Scan the records below for the word "Tokyo" and give only the number of lines that hold it.

Dataset excerpts:
:::
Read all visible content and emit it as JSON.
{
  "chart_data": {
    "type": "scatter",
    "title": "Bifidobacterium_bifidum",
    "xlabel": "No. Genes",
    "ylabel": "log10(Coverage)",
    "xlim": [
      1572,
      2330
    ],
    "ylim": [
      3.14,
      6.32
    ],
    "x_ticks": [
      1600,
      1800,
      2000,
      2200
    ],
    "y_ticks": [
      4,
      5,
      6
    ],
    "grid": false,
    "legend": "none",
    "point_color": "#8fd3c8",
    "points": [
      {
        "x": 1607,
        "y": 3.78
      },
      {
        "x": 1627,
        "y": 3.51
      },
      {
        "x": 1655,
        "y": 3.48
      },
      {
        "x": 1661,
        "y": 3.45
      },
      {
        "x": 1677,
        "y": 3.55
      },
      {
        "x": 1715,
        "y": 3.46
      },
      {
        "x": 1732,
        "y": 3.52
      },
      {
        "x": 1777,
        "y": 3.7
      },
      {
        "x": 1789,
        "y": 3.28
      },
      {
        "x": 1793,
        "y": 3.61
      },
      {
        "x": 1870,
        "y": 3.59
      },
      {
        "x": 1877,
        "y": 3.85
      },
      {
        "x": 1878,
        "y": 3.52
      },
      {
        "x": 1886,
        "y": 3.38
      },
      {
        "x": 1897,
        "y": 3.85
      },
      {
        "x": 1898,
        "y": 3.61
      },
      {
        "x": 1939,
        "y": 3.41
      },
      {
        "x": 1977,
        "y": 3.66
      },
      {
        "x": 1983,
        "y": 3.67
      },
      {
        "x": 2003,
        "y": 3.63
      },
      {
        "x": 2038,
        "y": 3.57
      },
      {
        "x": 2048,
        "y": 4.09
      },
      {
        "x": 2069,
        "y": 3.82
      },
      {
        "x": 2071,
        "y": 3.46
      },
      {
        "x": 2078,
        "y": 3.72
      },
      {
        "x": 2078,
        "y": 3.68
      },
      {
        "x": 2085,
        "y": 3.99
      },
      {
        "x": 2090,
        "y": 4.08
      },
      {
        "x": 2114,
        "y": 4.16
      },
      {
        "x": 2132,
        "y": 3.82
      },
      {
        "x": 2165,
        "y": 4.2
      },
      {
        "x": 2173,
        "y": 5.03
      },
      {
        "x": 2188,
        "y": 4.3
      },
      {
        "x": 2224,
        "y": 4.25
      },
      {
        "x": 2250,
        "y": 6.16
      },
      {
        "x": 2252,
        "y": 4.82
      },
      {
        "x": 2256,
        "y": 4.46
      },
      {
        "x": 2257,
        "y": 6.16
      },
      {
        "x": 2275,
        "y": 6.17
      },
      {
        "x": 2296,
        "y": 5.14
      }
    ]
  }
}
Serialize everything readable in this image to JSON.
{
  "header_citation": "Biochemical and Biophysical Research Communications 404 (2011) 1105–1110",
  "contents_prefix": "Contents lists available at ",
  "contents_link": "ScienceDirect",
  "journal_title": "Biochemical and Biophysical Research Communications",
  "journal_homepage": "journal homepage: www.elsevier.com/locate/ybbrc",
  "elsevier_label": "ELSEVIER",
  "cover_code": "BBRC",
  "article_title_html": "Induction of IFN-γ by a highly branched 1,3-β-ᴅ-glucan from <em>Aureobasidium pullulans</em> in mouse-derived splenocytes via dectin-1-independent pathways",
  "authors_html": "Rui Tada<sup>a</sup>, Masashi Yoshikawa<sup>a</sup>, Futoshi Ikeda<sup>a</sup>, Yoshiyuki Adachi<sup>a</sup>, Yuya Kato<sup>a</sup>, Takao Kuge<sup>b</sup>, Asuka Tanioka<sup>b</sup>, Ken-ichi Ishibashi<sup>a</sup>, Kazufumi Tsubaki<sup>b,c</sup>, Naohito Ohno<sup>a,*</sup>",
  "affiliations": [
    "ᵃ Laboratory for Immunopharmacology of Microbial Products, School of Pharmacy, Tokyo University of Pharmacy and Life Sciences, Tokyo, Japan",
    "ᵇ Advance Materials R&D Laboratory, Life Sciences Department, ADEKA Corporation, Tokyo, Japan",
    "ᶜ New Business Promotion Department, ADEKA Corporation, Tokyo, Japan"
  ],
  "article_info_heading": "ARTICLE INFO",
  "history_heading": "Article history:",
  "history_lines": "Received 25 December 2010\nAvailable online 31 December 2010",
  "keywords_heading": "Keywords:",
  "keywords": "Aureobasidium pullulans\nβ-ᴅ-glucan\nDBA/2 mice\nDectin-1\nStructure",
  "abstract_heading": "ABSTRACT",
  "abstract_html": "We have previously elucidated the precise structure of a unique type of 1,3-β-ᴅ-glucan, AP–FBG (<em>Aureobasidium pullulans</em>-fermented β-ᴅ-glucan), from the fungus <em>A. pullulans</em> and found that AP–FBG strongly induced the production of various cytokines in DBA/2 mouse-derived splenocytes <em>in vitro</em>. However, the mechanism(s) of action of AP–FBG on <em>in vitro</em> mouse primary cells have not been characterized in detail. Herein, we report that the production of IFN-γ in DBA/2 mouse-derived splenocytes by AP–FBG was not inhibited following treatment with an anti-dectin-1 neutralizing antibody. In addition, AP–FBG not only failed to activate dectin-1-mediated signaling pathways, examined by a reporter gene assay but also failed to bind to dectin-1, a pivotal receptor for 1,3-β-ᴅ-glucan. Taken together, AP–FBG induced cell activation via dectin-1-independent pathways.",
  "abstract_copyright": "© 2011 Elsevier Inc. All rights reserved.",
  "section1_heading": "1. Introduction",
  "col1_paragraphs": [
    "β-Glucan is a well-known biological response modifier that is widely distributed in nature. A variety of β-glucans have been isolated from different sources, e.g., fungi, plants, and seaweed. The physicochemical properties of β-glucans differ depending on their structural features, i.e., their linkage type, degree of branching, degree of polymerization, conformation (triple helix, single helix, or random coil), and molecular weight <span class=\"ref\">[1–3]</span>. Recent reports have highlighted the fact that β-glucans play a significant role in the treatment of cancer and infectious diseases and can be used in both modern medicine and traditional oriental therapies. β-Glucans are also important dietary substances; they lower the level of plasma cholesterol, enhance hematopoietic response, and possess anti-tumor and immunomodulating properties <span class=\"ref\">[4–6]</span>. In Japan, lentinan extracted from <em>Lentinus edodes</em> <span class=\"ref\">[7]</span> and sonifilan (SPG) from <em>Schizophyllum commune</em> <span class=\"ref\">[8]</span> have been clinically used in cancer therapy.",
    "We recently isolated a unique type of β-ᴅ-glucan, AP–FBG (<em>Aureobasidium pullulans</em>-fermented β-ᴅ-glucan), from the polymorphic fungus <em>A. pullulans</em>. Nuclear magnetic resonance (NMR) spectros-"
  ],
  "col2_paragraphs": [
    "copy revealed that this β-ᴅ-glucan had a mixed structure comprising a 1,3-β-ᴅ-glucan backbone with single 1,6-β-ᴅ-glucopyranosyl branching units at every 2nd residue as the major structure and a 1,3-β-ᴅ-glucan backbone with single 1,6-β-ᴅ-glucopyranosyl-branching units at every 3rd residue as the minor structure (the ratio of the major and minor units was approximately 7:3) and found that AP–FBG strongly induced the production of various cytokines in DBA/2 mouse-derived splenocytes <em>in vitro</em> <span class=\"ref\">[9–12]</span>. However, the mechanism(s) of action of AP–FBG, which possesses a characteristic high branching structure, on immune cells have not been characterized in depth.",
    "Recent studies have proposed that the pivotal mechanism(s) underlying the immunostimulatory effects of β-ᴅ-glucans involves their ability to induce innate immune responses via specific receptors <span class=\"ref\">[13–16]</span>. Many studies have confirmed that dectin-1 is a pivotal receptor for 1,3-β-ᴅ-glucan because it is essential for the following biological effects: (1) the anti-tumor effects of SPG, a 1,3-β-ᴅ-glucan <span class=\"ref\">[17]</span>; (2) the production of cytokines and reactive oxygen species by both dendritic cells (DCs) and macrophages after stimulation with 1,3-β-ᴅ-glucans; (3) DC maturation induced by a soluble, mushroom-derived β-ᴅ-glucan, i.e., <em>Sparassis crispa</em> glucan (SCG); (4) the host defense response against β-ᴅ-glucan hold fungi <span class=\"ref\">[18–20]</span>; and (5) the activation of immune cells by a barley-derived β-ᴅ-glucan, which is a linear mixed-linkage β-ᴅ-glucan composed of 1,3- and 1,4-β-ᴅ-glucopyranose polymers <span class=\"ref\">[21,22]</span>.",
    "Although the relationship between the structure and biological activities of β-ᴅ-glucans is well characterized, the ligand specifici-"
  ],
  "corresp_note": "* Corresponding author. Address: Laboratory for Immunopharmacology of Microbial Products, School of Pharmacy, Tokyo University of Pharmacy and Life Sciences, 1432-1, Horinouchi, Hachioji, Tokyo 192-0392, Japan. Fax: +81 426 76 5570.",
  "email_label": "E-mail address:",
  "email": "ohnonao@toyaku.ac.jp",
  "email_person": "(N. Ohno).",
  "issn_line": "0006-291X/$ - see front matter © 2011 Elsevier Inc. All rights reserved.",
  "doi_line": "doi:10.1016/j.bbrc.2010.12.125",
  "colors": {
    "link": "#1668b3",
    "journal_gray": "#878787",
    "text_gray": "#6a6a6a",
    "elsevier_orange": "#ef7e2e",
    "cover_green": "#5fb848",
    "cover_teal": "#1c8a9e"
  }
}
:::
_REPLY_:
4